◆ Stated task: Which lines hold the word "LUXEMBOURG"? Copy each of them from the material.

──────── Items

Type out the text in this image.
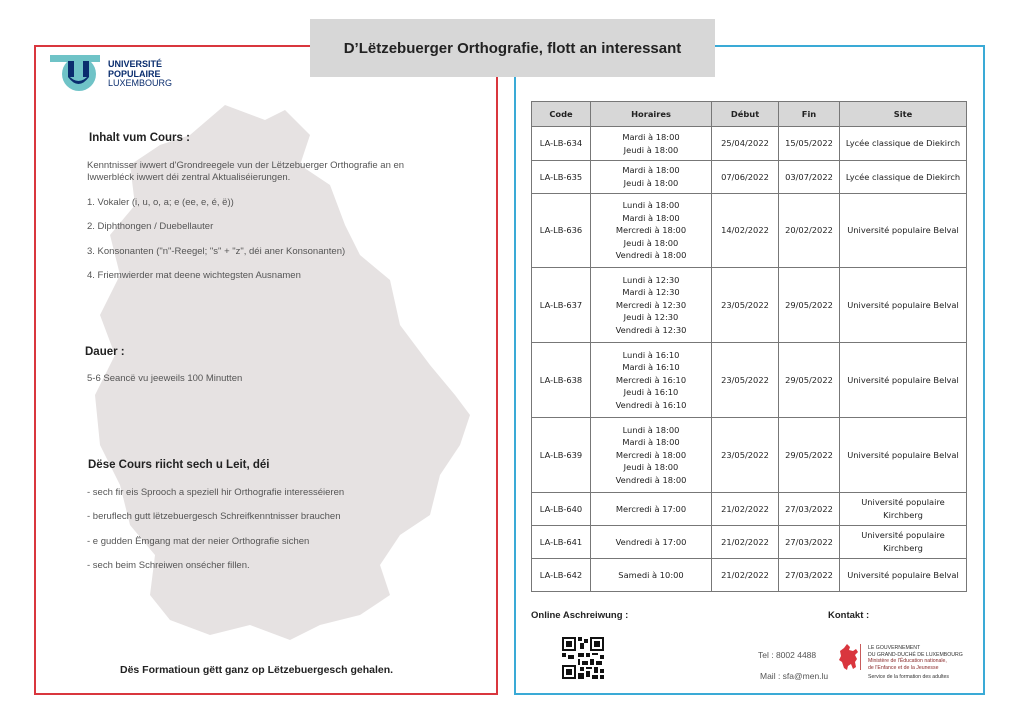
D’Lëtzebuerger Orthografie, flott an interessant
UNIVERSITÉ
POPULAIRE
LUXEMBOURG
Inhalt vum Cours :
Kenntnisser iwwert d'Grondreegele vun der Lëtzebuerger Orthografie an en
Iwwerbléck iwwert déi zentral Aktualiséierungen.
1. Vokaler (i, u, o, a; e (ee, e, é, ë))
2. Diphthongen / Duebellauter
3. Konsonanten ("n"-Reegel; "s" + "z", déi aner Konsonanten)
4. Friemwierder mat deene wichtegsten Ausnamen
Dauer :
5-6 Seancë vu jeeweils 100 Minutten
Dëse Cours riicht sech u Leit, déi
- sech fir eis Sprooch a speziell hir Orthografie interesséieren
- beruflech gutt lëtzebuergesch Schreifkenntnisser brauchen
- e gudden Ëmgang mat der neier Orthografie sichen
- sech beim Schreiwen onsécher fillen.
Dës Formatioun gëtt ganz op Lëtzebuergesch gehalen.
Code	Horaires	Début	Fin	Site
LA-LB-634	Mardi à 18:00
Jeudi à 18:00	25/04/2022	15/05/2022	Lycée classique de Diekirch
LA-LB-635	Mardi à 18:00
Jeudi à 18:00	07/06/2022	03/07/2022	Lycée classique de Diekirch
LA-LB-636	Lundi à 18:00
Mardi à 18:00
Mercredi à 18:00
Jeudi à 18:00
Vendredi à 18:00	14/02/2022	20/02/2022	Université populaire Belval
LA-LB-637	Lundi à 12:30
Mardi à 12:30
Mercredi à 12:30
Jeudi à 12:30
Vendredi à 12:30	23/05/2022	29/05/2022	Université populaire Belval
LA-LB-638	Lundi à 16:10
Mardi à 16:10
Mercredi à 16:10
Jeudi à 16:10
Vendredi à 16:10	23/05/2022	29/05/2022	Université populaire Belval
LA-LB-639	Lundi à 18:00
Mardi à 18:00
Mercredi à 18:00
Jeudi à 18:00
Vendredi à 18:00	23/05/2022	29/05/2022	Université populaire Belval
LA-LB-640	Mercredi à 17:00	21/02/2022	27/03/2022	Université populaire Kirchberg
LA-LB-641	Vendredi à 17:00	21/02/2022	27/03/2022	Université populaire Kirchberg
LA-LB-642	Samedi à 10:00	21/02/2022	27/03/2022	Université populaire Belval
Online Aschreiwung :	Kontakt :
Tel : 8002 4488
Mail : sfa@men.lu
LE GOUVERNEMENT
DU GRAND-DUCHÉ DE LUXEMBOURG
Ministère de l'Éducation nationale,
de l'Enfance et de la Jeunesse
Service de la formation des adultes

────────────────

◆ Response for this exercise:
LUXEMBOURG
DU GRAND-DUCHÉ DE LUXEMBOURG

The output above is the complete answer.